_What you will do_
Return the full material exactly.

_Records_

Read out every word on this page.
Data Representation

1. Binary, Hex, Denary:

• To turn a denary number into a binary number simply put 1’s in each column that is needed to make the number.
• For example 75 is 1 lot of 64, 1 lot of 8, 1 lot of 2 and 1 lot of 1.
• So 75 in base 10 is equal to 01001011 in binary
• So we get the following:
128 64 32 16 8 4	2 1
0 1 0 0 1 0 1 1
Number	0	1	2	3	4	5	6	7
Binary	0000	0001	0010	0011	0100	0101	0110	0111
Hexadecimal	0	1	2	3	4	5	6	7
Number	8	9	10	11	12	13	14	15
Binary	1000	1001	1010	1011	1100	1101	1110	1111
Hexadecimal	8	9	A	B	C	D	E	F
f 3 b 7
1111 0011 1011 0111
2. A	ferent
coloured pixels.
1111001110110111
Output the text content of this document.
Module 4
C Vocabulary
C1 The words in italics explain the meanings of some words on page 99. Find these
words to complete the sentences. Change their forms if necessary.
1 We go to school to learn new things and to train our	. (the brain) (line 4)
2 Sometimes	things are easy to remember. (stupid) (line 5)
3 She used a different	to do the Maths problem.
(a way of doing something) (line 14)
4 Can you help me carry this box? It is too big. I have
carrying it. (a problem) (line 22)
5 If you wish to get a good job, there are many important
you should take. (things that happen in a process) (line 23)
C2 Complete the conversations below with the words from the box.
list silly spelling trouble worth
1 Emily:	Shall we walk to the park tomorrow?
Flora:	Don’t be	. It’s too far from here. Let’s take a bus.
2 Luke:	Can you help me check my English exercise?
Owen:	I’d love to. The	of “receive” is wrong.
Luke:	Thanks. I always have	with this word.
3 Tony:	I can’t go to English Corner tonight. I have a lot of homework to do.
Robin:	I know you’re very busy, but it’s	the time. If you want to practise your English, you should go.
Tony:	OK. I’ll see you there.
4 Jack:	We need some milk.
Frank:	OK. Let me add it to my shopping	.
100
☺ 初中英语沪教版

_Completed exercise_
Read out every word on this page.
Data Representation

1. Binary, Hex, Denary:

• To turn a denary number into a binary number simply put 1’s in each column that is needed to make the number.
• For example 75 is 1 lot of 64, 1 lot of 8, 1 lot of 2 and 1 lot of 1.
• So 75 in base 10 is equal to 01001011 in binary
• So we get the following:
128 64 32 16 8 4	2 1
0 1 0 0 1 0 1 1
Number	0	1	2	3	4	5	6	7
Binary	0000	0001	0010	0011	0100	0101	0110	0111
Hexadecimal	0	1	2	3	4	5	6	7
Number	8	9	10	11	12	13	14	15
Binary	1000	1001	1010	1011	1100	1101	1110	1111
Hexadecimal	8	9	A	B	C	D	E	F
f 3 b 7
1111 0011 1011 0111
2. A	ferent
coloured pixels.
1111001110110111
Output the text content of this document.
Module 4
C Vocabulary
C1 The words in italics explain the meanings of some words on page 99. Find these
words to complete the sentences. Change their forms if necessary.
1 We go to school to learn new things and to train our	. (the brain) (line 4)
2 Sometimes	things are easy to remember. (stupid) (line 5)
3 She used a different	to do the Maths problem.
(a way of doing something) (line 14)
4 Can you help me carry this box? It is too big. I have
carrying it. (a problem) (line 22)
5 If you wish to get a good job, there are many important
you should take. (things that happen in a process) (line 23)
C2 Complete the conversations below with the words from the box.
list silly spelling trouble worth
1 Emily:	Shall we walk to the park tomorrow?
Flora:	Don’t be	. It’s too far from here. Let’s take a bus.
2 Luke:	Can you help me check my English exercise?
Owen:	I’d love to. The	of “receive” is wrong.
Luke:	Thanks. I always have	with this word.
3 Tony:	I can’t go to English Corner tonight. I have a lot of homework to do.
Robin:	I know you’re very busy, but it’s	the time. If you want to practise your English, you should go.
Tony:	OK. I’ll see you there.
4 Jack:	We need some milk.
Frank:	OK. Let me add it to my shopping	.
100
☺ 初中英语沪教版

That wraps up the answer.